GIVEN DATA:
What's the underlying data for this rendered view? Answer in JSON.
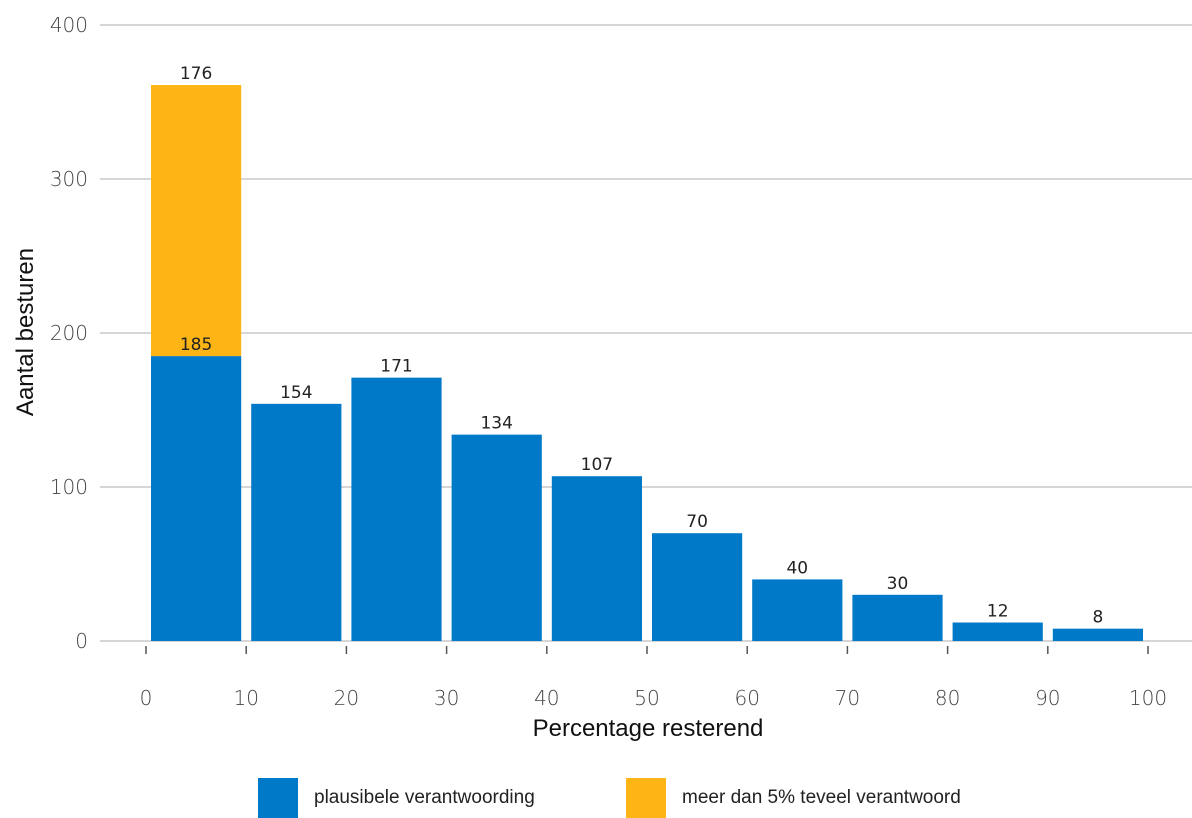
{
  "chart_data": {
    "type": "bar",
    "stacked": true,
    "title": "",
    "xlabel": "Percentage resterend",
    "ylabel": "Aantal besturen",
    "x_bins": [
      [
        0,
        10
      ],
      [
        10,
        20
      ],
      [
        20,
        30
      ],
      [
        30,
        40
      ],
      [
        40,
        50
      ],
      [
        50,
        60
      ],
      [
        60,
        70
      ],
      [
        70,
        80
      ],
      [
        80,
        90
      ],
      [
        90,
        100
      ]
    ],
    "x_ticks": [
      "0",
      "10",
      "20",
      "30",
      "40",
      "50",
      "60",
      "70",
      "80",
      "90",
      "100"
    ],
    "y_ticks": [
      "0",
      "100",
      "200",
      "300",
      "400"
    ],
    "ylim": [
      0,
      400
    ],
    "xlim": [
      0,
      100
    ],
    "grid": "horizontal",
    "legend_position": "bottom",
    "series": [
      {
        "name": "plausibele verantwoording",
        "color": "#0079C8",
        "values": [
          185,
          154,
          171,
          134,
          107,
          70,
          40,
          30,
          12,
          8
        ]
      },
      {
        "name": "meer dan 5% teveel verantwoord",
        "color": "#FDB515",
        "values": [
          176,
          0,
          0,
          0,
          0,
          0,
          0,
          0,
          0,
          0
        ]
      }
    ],
    "data_labels": [
      [
        "185",
        "154",
        "171",
        "134",
        "107",
        "70",
        "40",
        "30",
        "12",
        "8"
      ],
      [
        "176",
        "",
        "",
        "",
        "",
        "",
        "",
        "",
        "",
        ""
      ]
    ]
  }
}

WHAT YOU ARE ASKED TO DO:
Retype everything in the material word for word, minus pictures.

FULL SOLUTION:
What's the underlying data for this rendered view? Answer in JSON.
{
  "chart_data": {
    "type": "bar",
    "stacked": true,
    "title": "",
    "xlabel": "Percentage resterend",
    "ylabel": "Aantal besturen",
    "x_bins": [
      [
        0,
        10
      ],
      [
        10,
        20
      ],
      [
        20,
        30
      ],
      [
        30,
        40
      ],
      [
        40,
        50
      ],
      [
        50,
        60
      ],
      [
        60,
        70
      ],
      [
        70,
        80
      ],
      [
        80,
        90
      ],
      [
        90,
        100
      ]
    ],
    "x_ticks": [
      "0",
      "10",
      "20",
      "30",
      "40",
      "50",
      "60",
      "70",
      "80",
      "90",
      "100"
    ],
    "y_ticks": [
      "0",
      "100",
      "200",
      "300",
      "400"
    ],
    "ylim": [
      0,
      400
    ],
    "xlim": [
      0,
      100
    ],
    "grid": "horizontal",
    "legend_position": "bottom",
    "series": [
      {
        "name": "plausibele verantwoording",
        "color": "#0079C8",
        "values": [
          185,
          154,
          171,
          134,
          107,
          70,
          40,
          30,
          12,
          8
        ]
      },
      {
        "name": "meer dan 5% teveel verantwoord",
        "color": "#FDB515",
        "values": [
          176,
          0,
          0,
          0,
          0,
          0,
          0,
          0,
          0,
          0
        ]
      }
    ],
    "data_labels": [
      [
        "185",
        "154",
        "171",
        "134",
        "107",
        "70",
        "40",
        "30",
        "12",
        "8"
      ],
      [
        "176",
        "",
        "",
        "",
        "",
        "",
        "",
        "",
        "",
        ""
      ]
    ]
  }
}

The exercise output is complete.